▶ WHAT IS ASKED
Check each line of the data below for the word "HTTPS", then extract the ones that have it.

▶ MATERIAL TO PROCESS
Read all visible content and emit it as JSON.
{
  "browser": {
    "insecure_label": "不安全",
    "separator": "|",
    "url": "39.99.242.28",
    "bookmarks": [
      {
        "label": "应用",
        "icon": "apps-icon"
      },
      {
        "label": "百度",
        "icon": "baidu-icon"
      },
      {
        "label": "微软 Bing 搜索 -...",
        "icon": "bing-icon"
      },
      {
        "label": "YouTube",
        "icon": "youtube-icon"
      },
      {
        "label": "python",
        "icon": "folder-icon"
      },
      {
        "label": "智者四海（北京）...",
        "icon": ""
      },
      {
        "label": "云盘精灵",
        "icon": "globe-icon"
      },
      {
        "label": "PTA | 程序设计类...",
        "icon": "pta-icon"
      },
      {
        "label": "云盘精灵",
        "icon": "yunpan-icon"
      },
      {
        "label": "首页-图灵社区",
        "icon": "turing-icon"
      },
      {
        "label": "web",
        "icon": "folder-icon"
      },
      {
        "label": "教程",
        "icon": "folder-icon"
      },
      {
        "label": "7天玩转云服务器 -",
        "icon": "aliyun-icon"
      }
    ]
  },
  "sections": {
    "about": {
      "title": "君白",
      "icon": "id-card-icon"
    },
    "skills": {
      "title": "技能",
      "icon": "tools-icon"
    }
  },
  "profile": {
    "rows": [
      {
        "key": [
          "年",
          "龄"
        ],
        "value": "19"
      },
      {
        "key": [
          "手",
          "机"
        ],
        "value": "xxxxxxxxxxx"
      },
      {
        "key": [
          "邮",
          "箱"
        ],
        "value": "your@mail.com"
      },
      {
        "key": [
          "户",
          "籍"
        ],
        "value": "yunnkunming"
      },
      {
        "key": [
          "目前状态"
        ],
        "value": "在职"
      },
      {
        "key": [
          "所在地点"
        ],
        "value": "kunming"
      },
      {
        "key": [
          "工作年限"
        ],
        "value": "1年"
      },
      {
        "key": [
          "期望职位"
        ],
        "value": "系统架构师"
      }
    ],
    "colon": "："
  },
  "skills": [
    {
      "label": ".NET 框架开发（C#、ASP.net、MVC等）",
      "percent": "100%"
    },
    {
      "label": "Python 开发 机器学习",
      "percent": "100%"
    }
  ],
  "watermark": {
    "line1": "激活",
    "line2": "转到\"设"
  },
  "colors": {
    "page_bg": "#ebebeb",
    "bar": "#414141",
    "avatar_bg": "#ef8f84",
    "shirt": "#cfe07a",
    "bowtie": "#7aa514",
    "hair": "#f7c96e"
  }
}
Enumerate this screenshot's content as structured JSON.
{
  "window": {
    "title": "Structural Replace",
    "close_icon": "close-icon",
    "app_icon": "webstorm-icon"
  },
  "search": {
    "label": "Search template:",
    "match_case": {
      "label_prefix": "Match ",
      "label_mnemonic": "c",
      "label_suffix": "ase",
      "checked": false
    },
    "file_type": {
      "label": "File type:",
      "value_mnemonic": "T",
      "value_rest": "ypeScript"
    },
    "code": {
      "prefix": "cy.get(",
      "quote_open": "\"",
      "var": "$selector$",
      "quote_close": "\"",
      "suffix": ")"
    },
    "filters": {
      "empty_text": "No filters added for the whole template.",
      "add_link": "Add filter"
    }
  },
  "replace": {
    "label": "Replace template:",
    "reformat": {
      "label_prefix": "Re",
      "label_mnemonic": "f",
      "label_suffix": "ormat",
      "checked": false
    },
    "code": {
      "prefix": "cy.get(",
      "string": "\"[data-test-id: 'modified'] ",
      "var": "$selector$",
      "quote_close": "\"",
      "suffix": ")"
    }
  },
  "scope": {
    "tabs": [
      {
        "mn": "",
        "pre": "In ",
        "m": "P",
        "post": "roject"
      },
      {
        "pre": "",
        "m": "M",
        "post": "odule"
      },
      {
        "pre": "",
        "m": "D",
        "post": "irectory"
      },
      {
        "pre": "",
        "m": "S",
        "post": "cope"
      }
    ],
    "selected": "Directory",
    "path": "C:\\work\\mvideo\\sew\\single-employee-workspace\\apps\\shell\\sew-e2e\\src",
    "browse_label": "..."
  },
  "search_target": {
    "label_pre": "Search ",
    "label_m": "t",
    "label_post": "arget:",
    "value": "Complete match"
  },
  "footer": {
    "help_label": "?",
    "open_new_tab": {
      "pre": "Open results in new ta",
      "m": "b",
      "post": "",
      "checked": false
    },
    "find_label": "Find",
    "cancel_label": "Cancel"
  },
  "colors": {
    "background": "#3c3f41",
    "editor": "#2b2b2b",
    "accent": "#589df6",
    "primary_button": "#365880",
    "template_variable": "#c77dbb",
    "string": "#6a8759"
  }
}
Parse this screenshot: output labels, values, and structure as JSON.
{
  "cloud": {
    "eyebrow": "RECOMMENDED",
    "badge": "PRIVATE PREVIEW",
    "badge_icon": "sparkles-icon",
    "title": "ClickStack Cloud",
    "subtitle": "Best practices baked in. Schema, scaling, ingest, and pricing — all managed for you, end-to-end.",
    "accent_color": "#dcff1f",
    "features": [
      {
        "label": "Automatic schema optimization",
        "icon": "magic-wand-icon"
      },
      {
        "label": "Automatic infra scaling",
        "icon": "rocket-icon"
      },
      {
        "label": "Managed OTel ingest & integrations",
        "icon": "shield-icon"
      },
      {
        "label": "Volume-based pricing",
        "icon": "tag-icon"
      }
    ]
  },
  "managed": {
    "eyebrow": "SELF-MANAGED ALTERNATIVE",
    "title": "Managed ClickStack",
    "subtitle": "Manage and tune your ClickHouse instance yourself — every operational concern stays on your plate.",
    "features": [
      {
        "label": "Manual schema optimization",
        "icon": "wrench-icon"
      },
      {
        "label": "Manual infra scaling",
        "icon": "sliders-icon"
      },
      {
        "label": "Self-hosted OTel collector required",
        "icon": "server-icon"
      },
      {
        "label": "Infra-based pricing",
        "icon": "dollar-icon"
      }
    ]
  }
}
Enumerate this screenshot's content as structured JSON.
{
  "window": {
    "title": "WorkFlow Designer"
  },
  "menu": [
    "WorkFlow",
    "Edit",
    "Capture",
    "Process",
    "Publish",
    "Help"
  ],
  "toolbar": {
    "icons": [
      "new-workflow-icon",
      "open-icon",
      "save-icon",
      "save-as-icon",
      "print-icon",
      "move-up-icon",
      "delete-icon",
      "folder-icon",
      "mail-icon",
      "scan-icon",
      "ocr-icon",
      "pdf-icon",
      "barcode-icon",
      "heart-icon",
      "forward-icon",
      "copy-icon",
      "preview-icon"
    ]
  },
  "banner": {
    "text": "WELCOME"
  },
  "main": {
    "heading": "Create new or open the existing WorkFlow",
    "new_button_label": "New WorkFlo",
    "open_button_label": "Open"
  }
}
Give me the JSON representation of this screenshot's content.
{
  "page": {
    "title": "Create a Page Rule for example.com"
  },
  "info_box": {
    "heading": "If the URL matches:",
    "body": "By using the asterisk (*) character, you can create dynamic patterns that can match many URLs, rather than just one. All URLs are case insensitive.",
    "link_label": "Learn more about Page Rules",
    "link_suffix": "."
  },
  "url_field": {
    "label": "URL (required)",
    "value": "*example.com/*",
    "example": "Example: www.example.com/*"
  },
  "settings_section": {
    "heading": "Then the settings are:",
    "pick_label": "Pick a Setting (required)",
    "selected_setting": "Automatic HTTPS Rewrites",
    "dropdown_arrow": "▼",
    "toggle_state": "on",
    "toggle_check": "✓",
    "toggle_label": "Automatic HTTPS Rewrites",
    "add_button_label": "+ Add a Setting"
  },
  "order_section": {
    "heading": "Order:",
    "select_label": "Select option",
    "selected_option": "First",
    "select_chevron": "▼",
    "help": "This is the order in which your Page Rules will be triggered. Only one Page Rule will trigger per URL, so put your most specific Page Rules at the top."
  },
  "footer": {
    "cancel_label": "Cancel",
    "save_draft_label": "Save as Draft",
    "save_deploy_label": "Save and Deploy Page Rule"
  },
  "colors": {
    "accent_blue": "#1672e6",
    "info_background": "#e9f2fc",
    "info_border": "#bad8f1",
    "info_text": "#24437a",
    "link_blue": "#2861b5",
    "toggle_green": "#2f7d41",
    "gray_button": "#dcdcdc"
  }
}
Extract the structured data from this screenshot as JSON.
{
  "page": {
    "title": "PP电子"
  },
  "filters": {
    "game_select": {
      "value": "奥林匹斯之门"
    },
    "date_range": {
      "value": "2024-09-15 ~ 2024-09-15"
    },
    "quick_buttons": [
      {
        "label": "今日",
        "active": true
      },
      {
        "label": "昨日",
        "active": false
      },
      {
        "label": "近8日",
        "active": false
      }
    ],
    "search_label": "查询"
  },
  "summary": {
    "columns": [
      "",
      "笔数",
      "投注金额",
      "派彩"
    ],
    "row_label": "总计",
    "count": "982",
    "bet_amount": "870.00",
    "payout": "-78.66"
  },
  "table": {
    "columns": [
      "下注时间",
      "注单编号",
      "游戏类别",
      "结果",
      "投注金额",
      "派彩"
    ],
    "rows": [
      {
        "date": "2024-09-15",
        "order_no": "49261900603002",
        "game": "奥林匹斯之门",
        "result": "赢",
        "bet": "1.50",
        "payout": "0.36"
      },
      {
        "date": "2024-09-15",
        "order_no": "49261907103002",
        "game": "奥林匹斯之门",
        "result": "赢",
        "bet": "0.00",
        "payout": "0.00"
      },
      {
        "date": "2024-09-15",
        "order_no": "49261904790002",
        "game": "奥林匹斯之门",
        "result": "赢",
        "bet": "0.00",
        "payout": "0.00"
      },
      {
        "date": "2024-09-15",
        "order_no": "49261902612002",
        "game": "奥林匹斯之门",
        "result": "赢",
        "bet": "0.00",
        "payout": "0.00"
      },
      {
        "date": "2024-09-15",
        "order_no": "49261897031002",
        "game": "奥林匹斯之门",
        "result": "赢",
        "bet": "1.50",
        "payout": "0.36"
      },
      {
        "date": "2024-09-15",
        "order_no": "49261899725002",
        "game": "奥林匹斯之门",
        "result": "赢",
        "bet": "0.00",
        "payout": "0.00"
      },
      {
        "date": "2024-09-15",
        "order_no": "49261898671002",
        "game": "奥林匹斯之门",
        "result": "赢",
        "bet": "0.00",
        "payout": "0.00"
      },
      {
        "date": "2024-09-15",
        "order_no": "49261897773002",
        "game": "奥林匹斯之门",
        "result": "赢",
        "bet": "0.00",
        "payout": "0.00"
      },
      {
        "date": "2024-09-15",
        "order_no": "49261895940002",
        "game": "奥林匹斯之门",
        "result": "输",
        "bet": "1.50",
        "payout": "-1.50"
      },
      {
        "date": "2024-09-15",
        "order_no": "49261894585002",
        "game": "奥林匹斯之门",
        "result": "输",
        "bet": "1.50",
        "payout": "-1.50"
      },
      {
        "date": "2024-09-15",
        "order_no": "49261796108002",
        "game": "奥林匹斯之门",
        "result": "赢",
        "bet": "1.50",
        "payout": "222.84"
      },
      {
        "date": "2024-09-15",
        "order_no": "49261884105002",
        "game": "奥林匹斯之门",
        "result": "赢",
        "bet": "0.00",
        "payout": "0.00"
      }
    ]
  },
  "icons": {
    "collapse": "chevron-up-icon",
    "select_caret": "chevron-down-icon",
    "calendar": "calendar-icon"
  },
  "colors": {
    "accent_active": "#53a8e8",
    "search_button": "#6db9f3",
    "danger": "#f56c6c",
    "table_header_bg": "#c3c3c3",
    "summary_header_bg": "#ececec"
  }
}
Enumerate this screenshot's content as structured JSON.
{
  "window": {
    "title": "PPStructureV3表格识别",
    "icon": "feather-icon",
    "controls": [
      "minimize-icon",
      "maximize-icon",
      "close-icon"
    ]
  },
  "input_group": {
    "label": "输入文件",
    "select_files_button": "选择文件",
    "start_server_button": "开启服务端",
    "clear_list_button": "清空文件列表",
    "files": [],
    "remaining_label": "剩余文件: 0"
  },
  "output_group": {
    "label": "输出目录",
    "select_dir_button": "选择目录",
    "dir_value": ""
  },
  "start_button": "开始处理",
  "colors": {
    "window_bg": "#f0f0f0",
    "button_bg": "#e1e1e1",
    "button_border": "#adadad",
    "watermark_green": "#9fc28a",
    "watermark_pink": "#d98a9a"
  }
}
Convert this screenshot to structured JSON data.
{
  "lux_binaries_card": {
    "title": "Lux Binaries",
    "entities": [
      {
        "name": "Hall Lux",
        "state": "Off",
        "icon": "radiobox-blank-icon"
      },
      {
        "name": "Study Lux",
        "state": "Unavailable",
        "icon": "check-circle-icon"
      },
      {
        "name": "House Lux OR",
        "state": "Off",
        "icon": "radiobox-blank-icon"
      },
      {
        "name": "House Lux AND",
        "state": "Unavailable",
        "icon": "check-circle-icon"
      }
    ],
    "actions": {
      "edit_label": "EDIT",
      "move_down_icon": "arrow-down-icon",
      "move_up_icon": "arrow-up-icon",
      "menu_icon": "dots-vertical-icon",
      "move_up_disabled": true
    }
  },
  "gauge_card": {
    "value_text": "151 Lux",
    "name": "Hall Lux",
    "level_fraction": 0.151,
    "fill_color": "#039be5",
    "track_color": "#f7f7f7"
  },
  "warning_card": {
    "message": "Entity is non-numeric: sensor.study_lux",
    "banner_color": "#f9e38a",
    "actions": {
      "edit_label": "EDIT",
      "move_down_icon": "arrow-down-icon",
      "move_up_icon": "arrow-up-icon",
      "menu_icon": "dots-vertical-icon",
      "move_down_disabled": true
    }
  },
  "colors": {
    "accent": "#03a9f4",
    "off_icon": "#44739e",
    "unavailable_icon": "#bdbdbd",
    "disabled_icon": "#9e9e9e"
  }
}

▶ ANSWER TO THE PROBLEM
    "selected_setting": "Automatic HTTPS Rewrites",
    "toggle_label": "Automatic HTTPS Rewrites",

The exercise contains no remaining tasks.